━━━ Data rows ━━━

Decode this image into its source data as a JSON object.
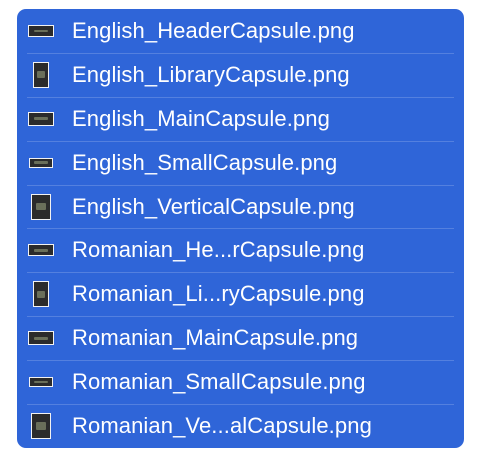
{
  "files": [
    {
      "name": "English_HeaderCapsule.png",
      "kind": "header"
    },
    {
      "name": "English_LibraryCapsule.png",
      "kind": "library"
    },
    {
      "name": "English_MainCapsule.png",
      "kind": "main"
    },
    {
      "name": "English_SmallCapsule.png",
      "kind": "small"
    },
    {
      "name": "English_VerticalCapsule.png",
      "kind": "vertical"
    },
    {
      "name": "Romanian_He...rCapsule.png",
      "kind": "header"
    },
    {
      "name": "Romanian_Li...ryCapsule.png",
      "kind": "library"
    },
    {
      "name": "Romanian_MainCapsule.png",
      "kind": "main"
    },
    {
      "name": "Romanian_SmallCapsule.png",
      "kind": "small"
    },
    {
      "name": "Romanian_Ve...alCapsule.png",
      "kind": "vertical"
    }
  ],
  "colors": {
    "selection": "#2f65d8",
    "text": "#ffffff"
  }
}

━━━

Set exercise:
Repeat every record above exactly, but leave out any pictures.

Result:
Decode this image into its source data as a JSON object.
{
  "files": [
    {
      "name": "English_HeaderCapsule.png",
      "kind": "header"
    },
    {
      "name": "English_LibraryCapsule.png",
      "kind": "library"
    },
    {
      "name": "English_MainCapsule.png",
      "kind": "main"
    },
    {
      "name": "English_SmallCapsule.png",
      "kind": "small"
    },
    {
      "name": "English_VerticalCapsule.png",
      "kind": "vertical"
    },
    {
      "name": "Romanian_He...rCapsule.png",
      "kind": "header"
    },
    {
      "name": "Romanian_Li...ryCapsule.png",
      "kind": "library"
    },
    {
      "name": "Romanian_MainCapsule.png",
      "kind": "main"
    },
    {
      "name": "Romanian_SmallCapsule.png",
      "kind": "small"
    },
    {
      "name": "Romanian_Ve...alCapsule.png",
      "kind": "vertical"
    }
  ],
  "colors": {
    "selection": "#2f65d8",
    "text": "#ffffff"
  }
}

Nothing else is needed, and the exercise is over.